- Brief
The records below are to be copied word for word, with every picture left out.

** BEGIN Source records **

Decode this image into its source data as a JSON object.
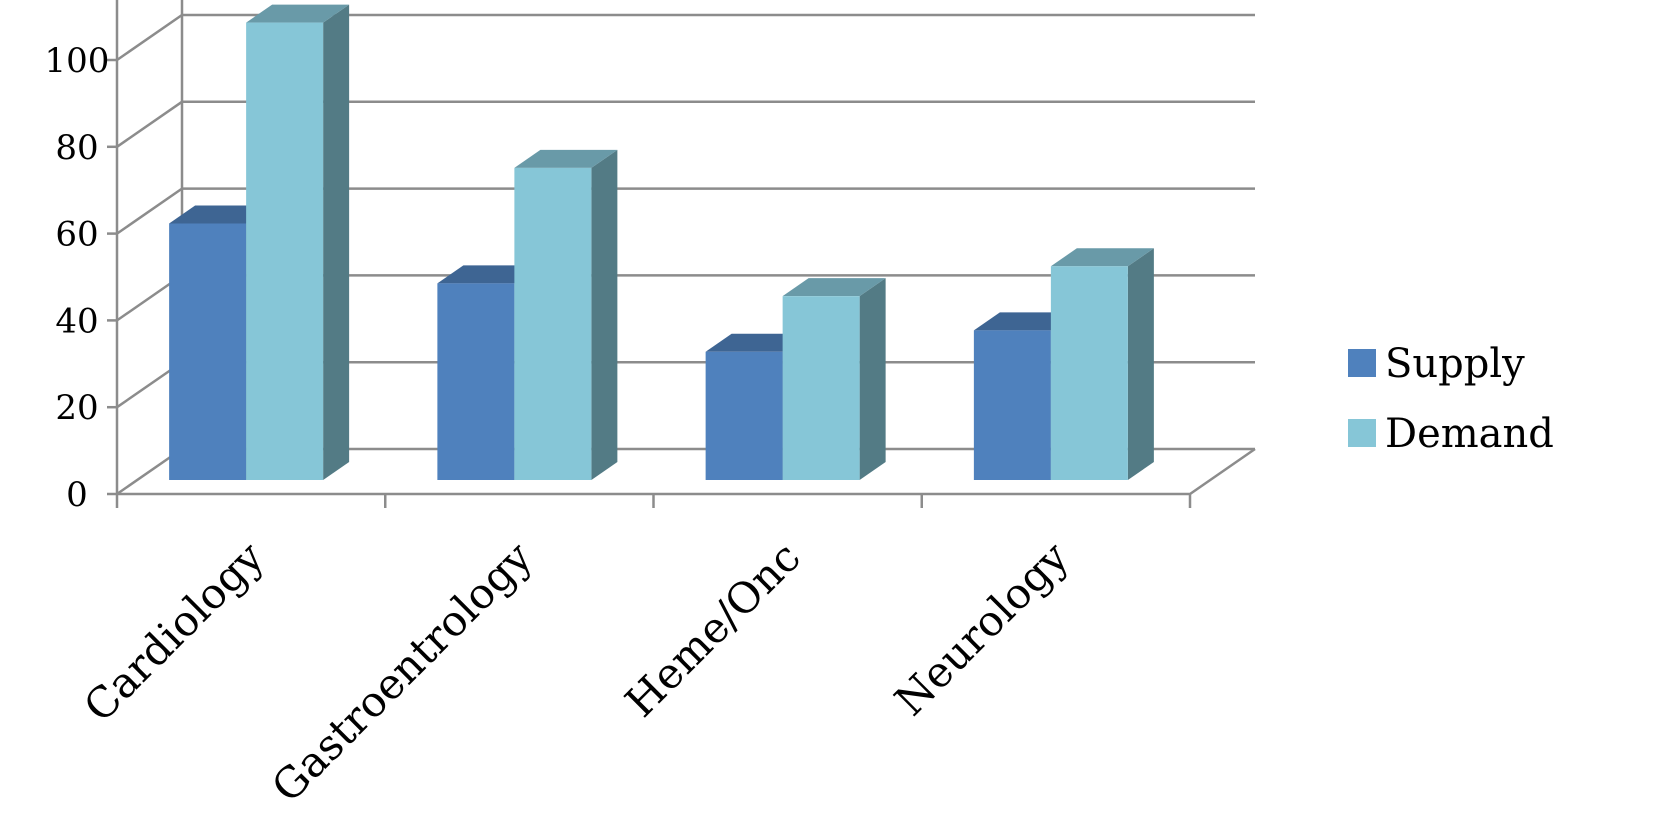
{
  "chart_data": {
    "type": "bar",
    "categories": [
      "Cardiology",
      "Gastroentrology",
      "Heme/Onc",
      "Neurology"
    ],
    "series": [
      {
        "name": "Supply",
        "values": [
          60,
          46,
          30,
          35
        ],
        "color": "#4F81BD"
      },
      {
        "name": "Demand",
        "values": [
          107,
          73,
          43,
          50
        ],
        "color": "#86C6D7"
      }
    ],
    "ylim": [
      0,
      120
    ],
    "yticks": [
      0,
      20,
      40,
      60,
      80,
      100,
      120
    ],
    "grid": true,
    "legend_position": "right",
    "style": "3d-column"
  }
}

** END Source records **

- Output
Decode this image into its source data as a JSON object.
{
  "chart_data": {
    "type": "bar",
    "categories": [
      "Cardiology",
      "Gastroentrology",
      "Heme/Onc",
      "Neurology"
    ],
    "series": [
      {
        "name": "Supply",
        "values": [
          60,
          46,
          30,
          35
        ],
        "color": "#4F81BD"
      },
      {
        "name": "Demand",
        "values": [
          107,
          73,
          43,
          50
        ],
        "color": "#86C6D7"
      }
    ],
    "ylim": [
      0,
      120
    ],
    "yticks": [
      0,
      20,
      40,
      60,
      80,
      100,
      120
    ],
    "grid": true,
    "legend_position": "right",
    "style": "3d-column"
  }
}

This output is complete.